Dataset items
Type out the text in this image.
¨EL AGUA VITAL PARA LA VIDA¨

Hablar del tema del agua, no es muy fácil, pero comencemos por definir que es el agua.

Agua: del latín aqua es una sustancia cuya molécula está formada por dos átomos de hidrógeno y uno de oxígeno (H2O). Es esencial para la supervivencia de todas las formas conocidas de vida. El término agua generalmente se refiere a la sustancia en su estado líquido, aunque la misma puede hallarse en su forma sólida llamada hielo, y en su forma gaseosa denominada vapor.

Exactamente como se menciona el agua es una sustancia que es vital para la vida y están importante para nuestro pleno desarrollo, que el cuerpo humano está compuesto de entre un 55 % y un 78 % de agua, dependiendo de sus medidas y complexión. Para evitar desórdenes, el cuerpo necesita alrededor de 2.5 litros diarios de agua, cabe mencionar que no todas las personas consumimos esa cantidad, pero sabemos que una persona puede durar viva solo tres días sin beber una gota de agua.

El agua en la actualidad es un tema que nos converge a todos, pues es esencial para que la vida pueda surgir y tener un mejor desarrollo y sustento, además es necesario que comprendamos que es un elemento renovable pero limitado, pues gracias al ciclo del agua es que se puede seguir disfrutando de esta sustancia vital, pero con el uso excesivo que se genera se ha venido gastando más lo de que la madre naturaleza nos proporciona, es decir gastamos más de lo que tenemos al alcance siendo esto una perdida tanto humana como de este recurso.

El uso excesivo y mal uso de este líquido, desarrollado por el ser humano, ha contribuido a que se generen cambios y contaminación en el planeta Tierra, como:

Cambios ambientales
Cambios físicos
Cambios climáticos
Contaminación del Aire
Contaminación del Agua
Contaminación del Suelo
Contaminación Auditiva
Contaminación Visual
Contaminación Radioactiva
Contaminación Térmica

* [Exercise goal] Using the data above, print every record exactly as shown.

* [The answer]
Type out the text in this image.
¨EL AGUA VITAL PARA LA VIDA¨

Hablar del tema del agua, no es muy fácil, pero comencemos por definir que es el agua.

Agua: del latín aqua es una sustancia cuya molécula está formada por dos átomos de hidrógeno y uno de oxígeno (H2O). Es esencial para la supervivencia de todas las formas conocidas de vida. El término agua generalmente se refiere a la sustancia en su estado líquido, aunque la misma puede hallarse en su forma sólida llamada hielo, y en su forma gaseosa denominada vapor.

Exactamente como se menciona el agua es una sustancia que es vital para la vida y están importante para nuestro pleno desarrollo, que el cuerpo humano está compuesto de entre un 55 % y un 78 % de agua, dependiendo de sus medidas y complexión. Para evitar desórdenes, el cuerpo necesita alrededor de 2.5 litros diarios de agua, cabe mencionar que no todas las personas consumimos esa cantidad, pero sabemos que una persona puede durar viva solo tres días sin beber una gota de agua.

El agua en la actualidad es un tema que nos converge a todos, pues es esencial para que la vida pueda surgir y tener un mejor desarrollo y sustento, además es necesario que comprendamos que es un elemento renovable pero limitado, pues gracias al ciclo del agua es que se puede seguir disfrutando de esta sustancia vital, pero con el uso excesivo que se genera se ha venido gastando más lo de que la madre naturaleza nos proporciona, es decir gastamos más de lo que tenemos al alcance siendo esto una perdida tanto humana como de este recurso.

El uso excesivo y mal uso de este líquido, desarrollado por el ser humano, ha contribuido a que se generen cambios y contaminación en el planeta Tierra, como:

Cambios ambientales
Cambios físicos
Cambios climáticos
Contaminación del Aire
Contaminación del Agua
Contaminación del Suelo
Contaminación Auditiva
Contaminación Visual
Contaminación Radioactiva
Contaminación Térmica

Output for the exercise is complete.